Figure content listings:
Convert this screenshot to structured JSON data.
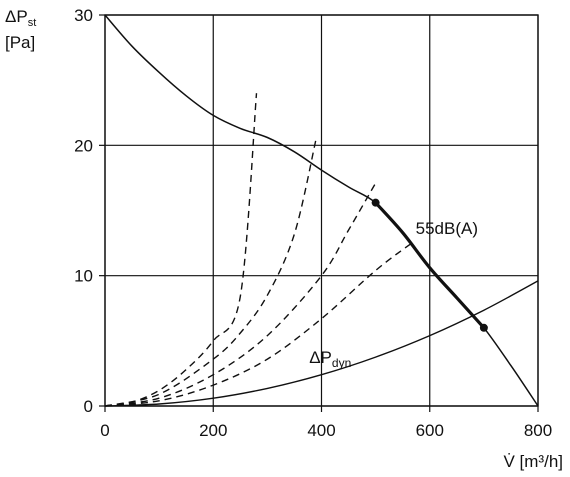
{
  "chart_data": {
    "type": "line",
    "ylabel_line1": "ΔP",
    "ylabel_line1_sub": "st",
    "ylabel_line2": "[Pa]",
    "xlabel": "V̇ [m³/h]",
    "xlim": [
      0,
      800
    ],
    "ylim": [
      0,
      30
    ],
    "x_ticks": [
      0,
      200,
      400,
      600,
      800
    ],
    "y_ticks": [
      0,
      10,
      20,
      30
    ],
    "grid": true,
    "series": [
      {
        "style": "solid",
        "points": [
          [
            0,
            30
          ],
          [
            50,
            27.6
          ],
          [
            100,
            25.6
          ],
          [
            150,
            23.8
          ],
          [
            200,
            22.3
          ],
          [
            250,
            21.3
          ],
          [
            300,
            20.6
          ],
          [
            350,
            19.5
          ],
          [
            400,
            18.1
          ],
          [
            450,
            16.8
          ],
          [
            500,
            15.6
          ],
          [
            550,
            13.3
          ],
          [
            600,
            10.6
          ],
          [
            650,
            8.3
          ],
          [
            700,
            6.0
          ],
          [
            750,
            3.1
          ],
          [
            800,
            0
          ]
        ]
      },
      {
        "style": "bold",
        "annotation": "55dB(A)",
        "points": [
          [
            500,
            15.6
          ],
          [
            550,
            13.3
          ],
          [
            600,
            10.6
          ],
          [
            650,
            8.3
          ],
          [
            700,
            6.0
          ]
        ],
        "markers": [
          [
            500,
            15.6
          ],
          [
            700,
            6.0
          ]
        ]
      },
      {
        "name": "ΔP",
        "name_sub": "dyn",
        "style": "solid-thin",
        "points": [
          [
            0,
            0
          ],
          [
            100,
            0.15
          ],
          [
            200,
            0.6
          ],
          [
            300,
            1.35
          ],
          [
            400,
            2.4
          ],
          [
            500,
            3.75
          ],
          [
            600,
            5.4
          ],
          [
            700,
            7.35
          ],
          [
            800,
            9.6
          ]
        ]
      },
      {
        "style": "dashed",
        "points": [
          [
            0,
            0
          ],
          [
            50,
            0.3
          ],
          [
            100,
            1.2
          ],
          [
            150,
            2.8
          ],
          [
            200,
            5.0
          ],
          [
            250,
            8.4
          ],
          [
            280,
            24
          ]
        ]
      },
      {
        "style": "dashed",
        "points": [
          [
            0,
            0
          ],
          [
            100,
            0.9
          ],
          [
            200,
            3.6
          ],
          [
            250,
            5.6
          ],
          [
            300,
            8.5
          ],
          [
            350,
            13.2
          ],
          [
            390,
            20.5
          ]
        ]
      },
      {
        "style": "dashed",
        "points": [
          [
            0,
            0
          ],
          [
            100,
            0.6
          ],
          [
            200,
            2.4
          ],
          [
            300,
            5.4
          ],
          [
            400,
            10.0
          ],
          [
            450,
            13.5
          ],
          [
            500,
            17.1
          ]
        ]
      },
      {
        "style": "dashed",
        "points": [
          [
            0,
            0
          ],
          [
            100,
            0.4
          ],
          [
            200,
            1.6
          ],
          [
            300,
            3.6
          ],
          [
            400,
            6.7
          ],
          [
            500,
            10.4
          ],
          [
            570,
            12.6
          ]
        ]
      }
    ],
    "annotations": [
      {
        "text": "55dB(A)",
        "x": 585,
        "y": 13.2
      },
      {
        "text_main": "ΔP",
        "text_sub": "dyn",
        "x": 455,
        "y": 3.3
      }
    ]
  }
}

=== STATED TASK ===
Retype all the records shown above, character for character. Omit every picture.

=== ANSWER BELOW ===
Convert this screenshot to structured JSON data.
{
  "chart_data": {
    "type": "line",
    "ylabel_line1": "ΔP",
    "ylabel_line1_sub": "st",
    "ylabel_line2": "[Pa]",
    "xlabel": "V̇ [m³/h]",
    "xlim": [
      0,
      800
    ],
    "ylim": [
      0,
      30
    ],
    "x_ticks": [
      0,
      200,
      400,
      600,
      800
    ],
    "y_ticks": [
      0,
      10,
      20,
      30
    ],
    "grid": true,
    "series": [
      {
        "style": "solid",
        "points": [
          [
            0,
            30
          ],
          [
            50,
            27.6
          ],
          [
            100,
            25.6
          ],
          [
            150,
            23.8
          ],
          [
            200,
            22.3
          ],
          [
            250,
            21.3
          ],
          [
            300,
            20.6
          ],
          [
            350,
            19.5
          ],
          [
            400,
            18.1
          ],
          [
            450,
            16.8
          ],
          [
            500,
            15.6
          ],
          [
            550,
            13.3
          ],
          [
            600,
            10.6
          ],
          [
            650,
            8.3
          ],
          [
            700,
            6.0
          ],
          [
            750,
            3.1
          ],
          [
            800,
            0
          ]
        ]
      },
      {
        "style": "bold",
        "annotation": "55dB(A)",
        "points": [
          [
            500,
            15.6
          ],
          [
            550,
            13.3
          ],
          [
            600,
            10.6
          ],
          [
            650,
            8.3
          ],
          [
            700,
            6.0
          ]
        ],
        "markers": [
          [
            500,
            15.6
          ],
          [
            700,
            6.0
          ]
        ]
      },
      {
        "name": "ΔP",
        "name_sub": "dyn",
        "style": "solid-thin",
        "points": [
          [
            0,
            0
          ],
          [
            100,
            0.15
          ],
          [
            200,
            0.6
          ],
          [
            300,
            1.35
          ],
          [
            400,
            2.4
          ],
          [
            500,
            3.75
          ],
          [
            600,
            5.4
          ],
          [
            700,
            7.35
          ],
          [
            800,
            9.6
          ]
        ]
      },
      {
        "style": "dashed",
        "points": [
          [
            0,
            0
          ],
          [
            50,
            0.3
          ],
          [
            100,
            1.2
          ],
          [
            150,
            2.8
          ],
          [
            200,
            5.0
          ],
          [
            250,
            8.4
          ],
          [
            280,
            24
          ]
        ]
      },
      {
        "style": "dashed",
        "points": [
          [
            0,
            0
          ],
          [
            100,
            0.9
          ],
          [
            200,
            3.6
          ],
          [
            250,
            5.6
          ],
          [
            300,
            8.5
          ],
          [
            350,
            13.2
          ],
          [
            390,
            20.5
          ]
        ]
      },
      {
        "style": "dashed",
        "points": [
          [
            0,
            0
          ],
          [
            100,
            0.6
          ],
          [
            200,
            2.4
          ],
          [
            300,
            5.4
          ],
          [
            400,
            10.0
          ],
          [
            450,
            13.5
          ],
          [
            500,
            17.1
          ]
        ]
      },
      {
        "style": "dashed",
        "points": [
          [
            0,
            0
          ],
          [
            100,
            0.4
          ],
          [
            200,
            1.6
          ],
          [
            300,
            3.6
          ],
          [
            400,
            6.7
          ],
          [
            500,
            10.4
          ],
          [
            570,
            12.6
          ]
        ]
      }
    ],
    "annotations": [
      {
        "text": "55dB(A)",
        "x": 585,
        "y": 13.2
      },
      {
        "text_main": "ΔP",
        "text_sub": "dyn",
        "x": 455,
        "y": 3.3
      }
    ]
  }
}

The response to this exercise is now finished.